Records from a dataset:
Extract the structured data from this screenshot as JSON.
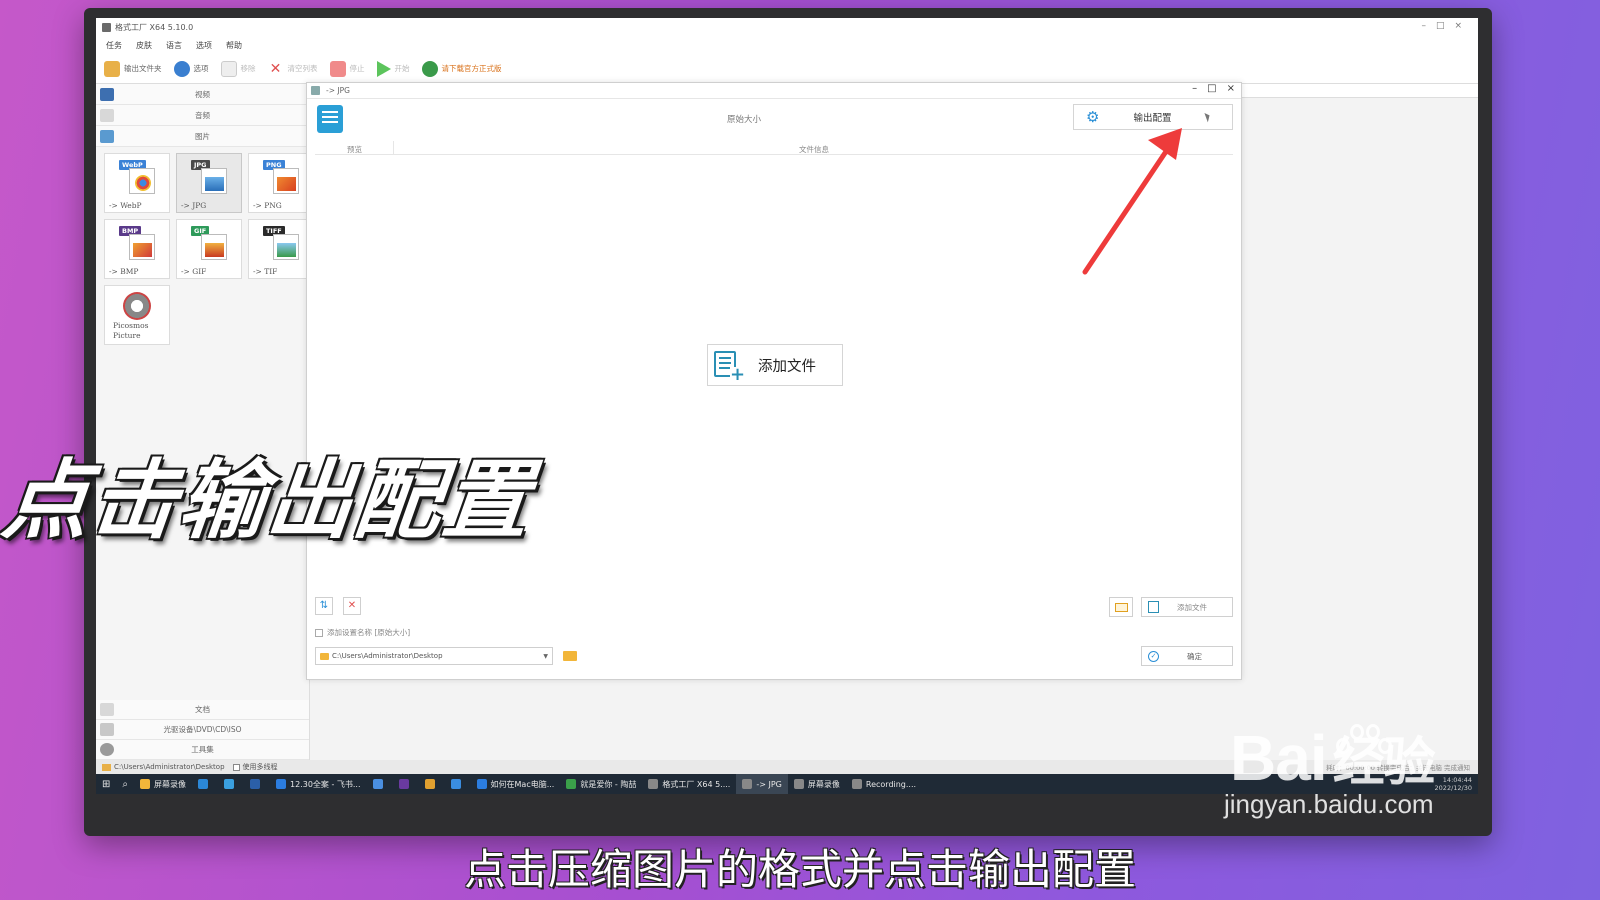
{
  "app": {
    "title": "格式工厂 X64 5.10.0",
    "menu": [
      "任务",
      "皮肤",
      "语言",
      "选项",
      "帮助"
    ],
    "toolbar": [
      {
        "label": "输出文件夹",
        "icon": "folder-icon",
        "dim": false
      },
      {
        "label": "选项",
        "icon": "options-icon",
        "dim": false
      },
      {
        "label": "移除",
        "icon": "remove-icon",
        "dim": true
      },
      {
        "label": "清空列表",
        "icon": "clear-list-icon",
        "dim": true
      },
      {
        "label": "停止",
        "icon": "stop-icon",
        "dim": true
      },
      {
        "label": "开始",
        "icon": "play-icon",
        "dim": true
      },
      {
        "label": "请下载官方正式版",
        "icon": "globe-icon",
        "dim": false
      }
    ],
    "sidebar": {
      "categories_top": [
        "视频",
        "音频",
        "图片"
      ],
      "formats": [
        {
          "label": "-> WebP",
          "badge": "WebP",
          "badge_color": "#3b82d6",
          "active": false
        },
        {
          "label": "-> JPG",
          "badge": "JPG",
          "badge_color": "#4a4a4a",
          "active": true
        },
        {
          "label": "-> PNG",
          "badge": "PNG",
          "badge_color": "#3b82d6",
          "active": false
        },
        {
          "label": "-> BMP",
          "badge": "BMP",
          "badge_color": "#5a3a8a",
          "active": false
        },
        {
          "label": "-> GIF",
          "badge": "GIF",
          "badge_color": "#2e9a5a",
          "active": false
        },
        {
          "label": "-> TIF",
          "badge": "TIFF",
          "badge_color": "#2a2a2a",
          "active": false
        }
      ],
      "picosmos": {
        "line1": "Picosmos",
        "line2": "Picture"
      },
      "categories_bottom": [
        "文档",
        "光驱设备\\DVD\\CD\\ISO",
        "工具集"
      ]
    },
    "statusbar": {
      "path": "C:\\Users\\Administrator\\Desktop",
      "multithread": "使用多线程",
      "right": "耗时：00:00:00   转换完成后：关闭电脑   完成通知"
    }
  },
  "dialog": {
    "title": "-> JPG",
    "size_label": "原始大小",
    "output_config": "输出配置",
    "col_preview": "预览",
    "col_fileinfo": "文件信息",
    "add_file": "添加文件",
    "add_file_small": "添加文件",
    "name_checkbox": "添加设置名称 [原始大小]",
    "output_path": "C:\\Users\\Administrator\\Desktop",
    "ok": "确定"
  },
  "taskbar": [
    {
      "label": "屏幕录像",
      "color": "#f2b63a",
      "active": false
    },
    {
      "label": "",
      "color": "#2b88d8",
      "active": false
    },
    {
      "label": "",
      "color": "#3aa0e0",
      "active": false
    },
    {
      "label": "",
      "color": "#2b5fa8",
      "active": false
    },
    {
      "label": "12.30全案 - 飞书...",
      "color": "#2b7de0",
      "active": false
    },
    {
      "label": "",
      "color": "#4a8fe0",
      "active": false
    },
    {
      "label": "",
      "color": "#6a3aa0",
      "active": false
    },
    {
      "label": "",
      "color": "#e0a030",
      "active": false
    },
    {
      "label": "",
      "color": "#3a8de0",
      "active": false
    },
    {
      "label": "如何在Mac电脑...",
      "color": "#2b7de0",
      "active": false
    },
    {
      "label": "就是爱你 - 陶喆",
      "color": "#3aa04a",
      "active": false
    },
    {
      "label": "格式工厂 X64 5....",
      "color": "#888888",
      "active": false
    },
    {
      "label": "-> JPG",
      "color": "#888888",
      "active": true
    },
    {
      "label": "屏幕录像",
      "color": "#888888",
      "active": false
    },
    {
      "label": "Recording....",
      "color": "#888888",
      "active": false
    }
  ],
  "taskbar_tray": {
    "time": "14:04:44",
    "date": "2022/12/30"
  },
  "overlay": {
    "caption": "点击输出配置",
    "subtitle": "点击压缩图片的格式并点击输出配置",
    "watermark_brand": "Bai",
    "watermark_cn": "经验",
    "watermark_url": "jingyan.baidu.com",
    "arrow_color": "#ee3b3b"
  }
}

Instructions to follow
Quote the data exactly, leaving every image out of the copy.

Response
Extract the structured data from this screenshot as JSON.
{
  "app": {
    "title": "格式工厂 X64 5.10.0",
    "menu": [
      "任务",
      "皮肤",
      "语言",
      "选项",
      "帮助"
    ],
    "toolbar": [
      {
        "label": "输出文件夹",
        "icon": "folder-icon",
        "dim": false
      },
      {
        "label": "选项",
        "icon": "options-icon",
        "dim": false
      },
      {
        "label": "移除",
        "icon": "remove-icon",
        "dim": true
      },
      {
        "label": "清空列表",
        "icon": "clear-list-icon",
        "dim": true
      },
      {
        "label": "停止",
        "icon": "stop-icon",
        "dim": true
      },
      {
        "label": "开始",
        "icon": "play-icon",
        "dim": true
      },
      {
        "label": "请下载官方正式版",
        "icon": "globe-icon",
        "dim": false
      }
    ],
    "sidebar": {
      "categories_top": [
        "视频",
        "音频",
        "图片"
      ],
      "formats": [
        {
          "label": "-> WebP",
          "badge": "WebP",
          "badge_color": "#3b82d6",
          "active": false
        },
        {
          "label": "-> JPG",
          "badge": "JPG",
          "badge_color": "#4a4a4a",
          "active": true
        },
        {
          "label": "-> PNG",
          "badge": "PNG",
          "badge_color": "#3b82d6",
          "active": false
        },
        {
          "label": "-> BMP",
          "badge": "BMP",
          "badge_color": "#5a3a8a",
          "active": false
        },
        {
          "label": "-> GIF",
          "badge": "GIF",
          "badge_color": "#2e9a5a",
          "active": false
        },
        {
          "label": "-> TIF",
          "badge": "TIFF",
          "badge_color": "#2a2a2a",
          "active": false
        }
      ],
      "picosmos": {
        "line1": "Picosmos",
        "line2": "Picture"
      },
      "categories_bottom": [
        "文档",
        "光驱设备\\DVD\\CD\\ISO",
        "工具集"
      ]
    },
    "statusbar": {
      "path": "C:\\Users\\Administrator\\Desktop",
      "multithread": "使用多线程",
      "right": "耗时：00:00:00   转换完成后：关闭电脑   完成通知"
    }
  },
  "dialog": {
    "title": "-> JPG",
    "size_label": "原始大小",
    "output_config": "输出配置",
    "col_preview": "预览",
    "col_fileinfo": "文件信息",
    "add_file": "添加文件",
    "add_file_small": "添加文件",
    "name_checkbox": "添加设置名称 [原始大小]",
    "output_path": "C:\\Users\\Administrator\\Desktop",
    "ok": "确定"
  },
  "taskbar": [
    {
      "label": "屏幕录像",
      "color": "#f2b63a",
      "active": false
    },
    {
      "label": "",
      "color": "#2b88d8",
      "active": false
    },
    {
      "label": "",
      "color": "#3aa0e0",
      "active": false
    },
    {
      "label": "",
      "color": "#2b5fa8",
      "active": false
    },
    {
      "label": "12.30全案 - 飞书...",
      "color": "#2b7de0",
      "active": false
    },
    {
      "label": "",
      "color": "#4a8fe0",
      "active": false
    },
    {
      "label": "",
      "color": "#6a3aa0",
      "active": false
    },
    {
      "label": "",
      "color": "#e0a030",
      "active": false
    },
    {
      "label": "",
      "color": "#3a8de0",
      "active": false
    },
    {
      "label": "如何在Mac电脑...",
      "color": "#2b7de0",
      "active": false
    },
    {
      "label": "就是爱你 - 陶喆",
      "color": "#3aa04a",
      "active": false
    },
    {
      "label": "格式工厂 X64 5....",
      "color": "#888888",
      "active": false
    },
    {
      "label": "-> JPG",
      "color": "#888888",
      "active": true
    },
    {
      "label": "屏幕录像",
      "color": "#888888",
      "active": false
    },
    {
      "label": "Recording....",
      "color": "#888888",
      "active": false
    }
  ],
  "taskbar_tray": {
    "time": "14:04:44",
    "date": "2022/12/30"
  },
  "overlay": {
    "caption": "点击输出配置",
    "subtitle": "点击压缩图片的格式并点击输出配置",
    "watermark_brand": "Bai",
    "watermark_cn": "经验",
    "watermark_url": "jingyan.baidu.com",
    "arrow_color": "#ee3b3b"
  }
}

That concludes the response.